▶ [What is being asked] Keep only the lines where "поездами" appears.

** Start Information supplied **

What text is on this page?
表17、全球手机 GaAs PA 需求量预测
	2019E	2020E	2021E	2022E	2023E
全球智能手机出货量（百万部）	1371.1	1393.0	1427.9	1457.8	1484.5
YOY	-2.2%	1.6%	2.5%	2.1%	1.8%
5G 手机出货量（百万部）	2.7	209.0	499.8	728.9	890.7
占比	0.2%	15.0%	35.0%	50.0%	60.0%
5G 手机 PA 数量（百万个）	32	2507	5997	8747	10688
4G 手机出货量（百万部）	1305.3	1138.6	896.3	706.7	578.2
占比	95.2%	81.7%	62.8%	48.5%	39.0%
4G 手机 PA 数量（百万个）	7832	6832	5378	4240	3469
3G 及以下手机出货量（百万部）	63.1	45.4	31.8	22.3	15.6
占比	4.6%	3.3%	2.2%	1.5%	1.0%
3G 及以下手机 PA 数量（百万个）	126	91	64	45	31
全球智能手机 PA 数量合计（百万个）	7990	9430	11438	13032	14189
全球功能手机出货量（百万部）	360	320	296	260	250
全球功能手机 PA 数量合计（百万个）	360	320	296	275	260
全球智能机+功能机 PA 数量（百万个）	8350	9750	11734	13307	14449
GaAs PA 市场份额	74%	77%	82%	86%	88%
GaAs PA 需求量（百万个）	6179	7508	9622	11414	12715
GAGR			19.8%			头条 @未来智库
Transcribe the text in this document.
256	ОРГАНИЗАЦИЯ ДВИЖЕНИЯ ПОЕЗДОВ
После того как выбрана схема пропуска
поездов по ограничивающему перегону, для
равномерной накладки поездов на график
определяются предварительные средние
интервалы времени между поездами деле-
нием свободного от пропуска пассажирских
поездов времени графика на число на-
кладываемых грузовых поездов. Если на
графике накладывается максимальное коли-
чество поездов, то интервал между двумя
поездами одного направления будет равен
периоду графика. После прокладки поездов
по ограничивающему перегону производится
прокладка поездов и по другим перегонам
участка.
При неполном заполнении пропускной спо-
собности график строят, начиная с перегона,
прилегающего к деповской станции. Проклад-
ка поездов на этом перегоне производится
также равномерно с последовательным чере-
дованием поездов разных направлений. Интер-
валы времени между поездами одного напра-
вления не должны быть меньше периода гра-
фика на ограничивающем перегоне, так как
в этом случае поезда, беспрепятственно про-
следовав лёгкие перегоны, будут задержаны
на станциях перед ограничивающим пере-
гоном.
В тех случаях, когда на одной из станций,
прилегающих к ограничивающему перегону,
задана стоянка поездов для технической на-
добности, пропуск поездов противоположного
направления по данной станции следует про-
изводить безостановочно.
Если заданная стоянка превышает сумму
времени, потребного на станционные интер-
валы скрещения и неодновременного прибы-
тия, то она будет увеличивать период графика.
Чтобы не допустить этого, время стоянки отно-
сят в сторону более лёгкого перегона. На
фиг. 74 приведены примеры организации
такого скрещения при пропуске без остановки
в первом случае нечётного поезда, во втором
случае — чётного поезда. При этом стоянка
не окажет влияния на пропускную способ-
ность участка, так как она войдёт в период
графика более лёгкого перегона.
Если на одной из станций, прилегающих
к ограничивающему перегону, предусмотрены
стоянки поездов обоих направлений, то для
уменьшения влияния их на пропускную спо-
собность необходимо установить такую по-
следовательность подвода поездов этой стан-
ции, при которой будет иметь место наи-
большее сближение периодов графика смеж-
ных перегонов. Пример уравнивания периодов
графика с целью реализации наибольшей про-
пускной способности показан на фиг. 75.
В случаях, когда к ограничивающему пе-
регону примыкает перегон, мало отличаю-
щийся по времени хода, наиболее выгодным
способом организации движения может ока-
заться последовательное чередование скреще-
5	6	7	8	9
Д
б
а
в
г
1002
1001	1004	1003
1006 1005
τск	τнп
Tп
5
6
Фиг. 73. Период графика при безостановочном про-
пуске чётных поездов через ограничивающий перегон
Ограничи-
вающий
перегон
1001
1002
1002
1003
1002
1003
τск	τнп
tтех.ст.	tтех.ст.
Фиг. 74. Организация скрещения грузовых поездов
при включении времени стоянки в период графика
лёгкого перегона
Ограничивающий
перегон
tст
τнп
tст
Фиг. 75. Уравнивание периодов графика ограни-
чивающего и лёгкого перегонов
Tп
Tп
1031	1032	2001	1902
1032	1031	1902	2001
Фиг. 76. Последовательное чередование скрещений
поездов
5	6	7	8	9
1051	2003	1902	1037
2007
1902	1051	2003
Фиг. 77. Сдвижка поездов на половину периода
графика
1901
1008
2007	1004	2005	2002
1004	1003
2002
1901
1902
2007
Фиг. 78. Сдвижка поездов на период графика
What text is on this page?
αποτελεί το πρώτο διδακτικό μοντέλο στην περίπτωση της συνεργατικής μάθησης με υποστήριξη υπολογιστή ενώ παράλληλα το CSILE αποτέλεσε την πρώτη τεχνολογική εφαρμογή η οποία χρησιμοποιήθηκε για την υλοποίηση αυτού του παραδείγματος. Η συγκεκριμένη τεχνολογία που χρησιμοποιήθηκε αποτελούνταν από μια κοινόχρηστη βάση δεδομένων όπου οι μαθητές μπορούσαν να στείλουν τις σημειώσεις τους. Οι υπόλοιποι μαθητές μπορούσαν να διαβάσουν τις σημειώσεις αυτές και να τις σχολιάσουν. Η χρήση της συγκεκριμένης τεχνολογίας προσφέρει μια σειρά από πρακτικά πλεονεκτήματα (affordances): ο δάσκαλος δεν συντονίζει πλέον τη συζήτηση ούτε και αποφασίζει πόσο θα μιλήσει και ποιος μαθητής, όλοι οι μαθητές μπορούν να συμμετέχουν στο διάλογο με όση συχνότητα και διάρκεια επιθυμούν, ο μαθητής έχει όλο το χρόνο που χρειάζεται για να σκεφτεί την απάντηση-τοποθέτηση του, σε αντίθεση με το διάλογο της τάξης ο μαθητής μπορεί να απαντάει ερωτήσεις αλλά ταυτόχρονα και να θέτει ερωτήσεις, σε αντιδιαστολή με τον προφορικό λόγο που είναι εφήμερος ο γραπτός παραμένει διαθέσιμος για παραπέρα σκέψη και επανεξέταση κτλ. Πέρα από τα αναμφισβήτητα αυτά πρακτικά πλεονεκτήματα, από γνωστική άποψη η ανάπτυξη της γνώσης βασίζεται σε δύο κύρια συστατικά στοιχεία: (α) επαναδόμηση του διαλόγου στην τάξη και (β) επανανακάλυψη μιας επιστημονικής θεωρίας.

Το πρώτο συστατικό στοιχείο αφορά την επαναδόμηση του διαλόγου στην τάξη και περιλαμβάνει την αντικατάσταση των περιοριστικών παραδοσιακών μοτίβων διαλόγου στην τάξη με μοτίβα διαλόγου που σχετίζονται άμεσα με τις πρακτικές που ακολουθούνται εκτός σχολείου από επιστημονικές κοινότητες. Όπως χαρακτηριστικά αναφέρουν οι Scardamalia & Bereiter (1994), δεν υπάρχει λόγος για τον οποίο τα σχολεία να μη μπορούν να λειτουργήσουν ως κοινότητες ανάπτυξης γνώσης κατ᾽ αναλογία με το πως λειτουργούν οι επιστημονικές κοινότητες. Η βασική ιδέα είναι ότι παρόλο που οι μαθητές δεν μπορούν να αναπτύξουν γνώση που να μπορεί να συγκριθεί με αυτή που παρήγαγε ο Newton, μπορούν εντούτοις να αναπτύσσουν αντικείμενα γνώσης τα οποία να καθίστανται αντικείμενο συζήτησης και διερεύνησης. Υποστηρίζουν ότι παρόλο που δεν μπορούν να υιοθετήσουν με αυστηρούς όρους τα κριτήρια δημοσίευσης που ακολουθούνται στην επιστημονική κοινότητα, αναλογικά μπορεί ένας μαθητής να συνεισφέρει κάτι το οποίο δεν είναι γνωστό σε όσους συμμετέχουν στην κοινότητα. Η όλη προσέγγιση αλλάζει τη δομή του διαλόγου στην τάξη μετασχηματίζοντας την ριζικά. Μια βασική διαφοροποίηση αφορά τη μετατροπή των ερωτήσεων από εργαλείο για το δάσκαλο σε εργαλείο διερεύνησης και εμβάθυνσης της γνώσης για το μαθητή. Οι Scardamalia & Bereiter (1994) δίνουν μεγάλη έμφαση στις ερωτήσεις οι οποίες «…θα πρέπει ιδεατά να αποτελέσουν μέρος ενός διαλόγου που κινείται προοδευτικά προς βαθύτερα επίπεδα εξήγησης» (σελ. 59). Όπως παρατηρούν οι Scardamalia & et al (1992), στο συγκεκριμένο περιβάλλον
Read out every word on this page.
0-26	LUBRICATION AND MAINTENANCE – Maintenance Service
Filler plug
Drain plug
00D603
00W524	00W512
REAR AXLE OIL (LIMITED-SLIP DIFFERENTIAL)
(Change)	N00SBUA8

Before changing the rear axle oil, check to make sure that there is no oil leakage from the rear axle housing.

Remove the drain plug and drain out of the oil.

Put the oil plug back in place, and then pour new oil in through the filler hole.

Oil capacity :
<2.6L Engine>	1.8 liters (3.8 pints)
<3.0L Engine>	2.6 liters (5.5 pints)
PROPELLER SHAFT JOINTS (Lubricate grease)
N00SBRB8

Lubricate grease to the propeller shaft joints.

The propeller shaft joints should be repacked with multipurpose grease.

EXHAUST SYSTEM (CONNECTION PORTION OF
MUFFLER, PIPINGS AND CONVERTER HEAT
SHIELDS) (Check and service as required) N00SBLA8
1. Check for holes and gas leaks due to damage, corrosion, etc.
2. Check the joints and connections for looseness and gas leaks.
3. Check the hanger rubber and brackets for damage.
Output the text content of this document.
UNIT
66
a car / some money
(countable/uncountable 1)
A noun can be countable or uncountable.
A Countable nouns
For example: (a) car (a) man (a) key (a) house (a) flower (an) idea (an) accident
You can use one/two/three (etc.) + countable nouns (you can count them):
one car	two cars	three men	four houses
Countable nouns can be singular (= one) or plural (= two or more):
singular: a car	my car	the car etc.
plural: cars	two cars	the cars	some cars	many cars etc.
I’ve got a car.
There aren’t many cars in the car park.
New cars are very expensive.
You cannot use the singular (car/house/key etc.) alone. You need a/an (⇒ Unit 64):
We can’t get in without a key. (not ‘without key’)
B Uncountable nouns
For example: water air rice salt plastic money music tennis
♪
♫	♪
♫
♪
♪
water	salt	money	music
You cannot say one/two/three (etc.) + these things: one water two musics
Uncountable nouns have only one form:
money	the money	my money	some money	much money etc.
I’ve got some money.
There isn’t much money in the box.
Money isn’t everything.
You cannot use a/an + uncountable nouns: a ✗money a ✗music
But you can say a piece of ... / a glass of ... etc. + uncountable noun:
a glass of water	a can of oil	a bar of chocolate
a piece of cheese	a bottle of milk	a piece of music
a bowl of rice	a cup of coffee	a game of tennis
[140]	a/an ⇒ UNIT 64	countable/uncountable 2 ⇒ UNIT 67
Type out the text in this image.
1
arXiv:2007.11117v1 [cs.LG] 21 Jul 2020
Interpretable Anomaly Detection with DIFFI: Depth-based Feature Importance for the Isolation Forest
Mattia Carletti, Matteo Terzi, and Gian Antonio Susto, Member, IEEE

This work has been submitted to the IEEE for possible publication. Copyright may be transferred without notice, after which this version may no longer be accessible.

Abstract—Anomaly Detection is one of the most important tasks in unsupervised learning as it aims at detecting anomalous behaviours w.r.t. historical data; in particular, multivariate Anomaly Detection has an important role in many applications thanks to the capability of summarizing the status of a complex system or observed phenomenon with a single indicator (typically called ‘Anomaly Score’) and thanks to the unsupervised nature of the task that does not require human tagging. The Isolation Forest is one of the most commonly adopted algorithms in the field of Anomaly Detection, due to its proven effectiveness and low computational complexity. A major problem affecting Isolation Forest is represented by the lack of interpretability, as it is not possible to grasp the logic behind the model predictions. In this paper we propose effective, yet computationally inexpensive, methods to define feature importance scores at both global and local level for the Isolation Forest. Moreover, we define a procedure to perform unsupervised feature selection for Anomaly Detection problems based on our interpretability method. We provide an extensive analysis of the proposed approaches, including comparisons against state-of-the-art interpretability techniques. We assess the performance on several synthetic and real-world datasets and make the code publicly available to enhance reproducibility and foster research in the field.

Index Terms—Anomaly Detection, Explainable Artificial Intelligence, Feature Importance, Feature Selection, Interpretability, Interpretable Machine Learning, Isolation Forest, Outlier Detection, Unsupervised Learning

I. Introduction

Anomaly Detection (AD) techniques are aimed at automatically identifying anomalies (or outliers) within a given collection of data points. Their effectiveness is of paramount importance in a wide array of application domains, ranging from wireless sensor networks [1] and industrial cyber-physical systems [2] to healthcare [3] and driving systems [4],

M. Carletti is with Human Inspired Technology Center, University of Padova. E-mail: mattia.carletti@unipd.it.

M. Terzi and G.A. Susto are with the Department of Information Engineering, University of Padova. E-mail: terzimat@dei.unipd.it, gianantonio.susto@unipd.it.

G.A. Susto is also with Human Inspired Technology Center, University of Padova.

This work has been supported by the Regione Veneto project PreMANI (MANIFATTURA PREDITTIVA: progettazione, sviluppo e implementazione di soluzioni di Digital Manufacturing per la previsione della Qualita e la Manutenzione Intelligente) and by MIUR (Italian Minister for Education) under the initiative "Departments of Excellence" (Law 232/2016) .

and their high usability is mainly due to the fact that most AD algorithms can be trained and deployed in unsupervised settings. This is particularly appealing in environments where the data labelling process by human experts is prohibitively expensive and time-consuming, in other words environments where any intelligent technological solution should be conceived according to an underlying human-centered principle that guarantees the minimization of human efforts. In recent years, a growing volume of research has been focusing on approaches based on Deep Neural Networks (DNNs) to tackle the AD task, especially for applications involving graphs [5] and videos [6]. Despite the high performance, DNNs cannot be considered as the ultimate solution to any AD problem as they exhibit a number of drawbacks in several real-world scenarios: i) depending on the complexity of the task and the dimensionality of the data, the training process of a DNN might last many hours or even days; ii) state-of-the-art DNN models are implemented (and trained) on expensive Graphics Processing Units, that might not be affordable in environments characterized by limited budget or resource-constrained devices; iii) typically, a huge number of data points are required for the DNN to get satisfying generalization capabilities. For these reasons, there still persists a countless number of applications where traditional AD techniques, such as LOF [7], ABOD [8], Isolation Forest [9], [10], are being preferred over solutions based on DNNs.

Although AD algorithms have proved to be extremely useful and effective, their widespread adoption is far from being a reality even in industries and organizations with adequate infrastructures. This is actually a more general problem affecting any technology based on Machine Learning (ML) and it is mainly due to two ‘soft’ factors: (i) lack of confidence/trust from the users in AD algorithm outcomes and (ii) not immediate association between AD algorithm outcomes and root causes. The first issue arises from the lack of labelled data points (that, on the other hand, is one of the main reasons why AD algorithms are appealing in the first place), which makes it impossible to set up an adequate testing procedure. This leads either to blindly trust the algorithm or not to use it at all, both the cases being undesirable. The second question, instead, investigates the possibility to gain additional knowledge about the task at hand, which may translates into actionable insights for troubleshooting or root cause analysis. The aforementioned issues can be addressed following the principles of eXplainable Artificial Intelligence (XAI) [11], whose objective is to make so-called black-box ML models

** End Information supplied **

▶ [Result below]
интервалы времени между поездами деле-
поездами одного направления будет равен
валы времени между поездами одного напра-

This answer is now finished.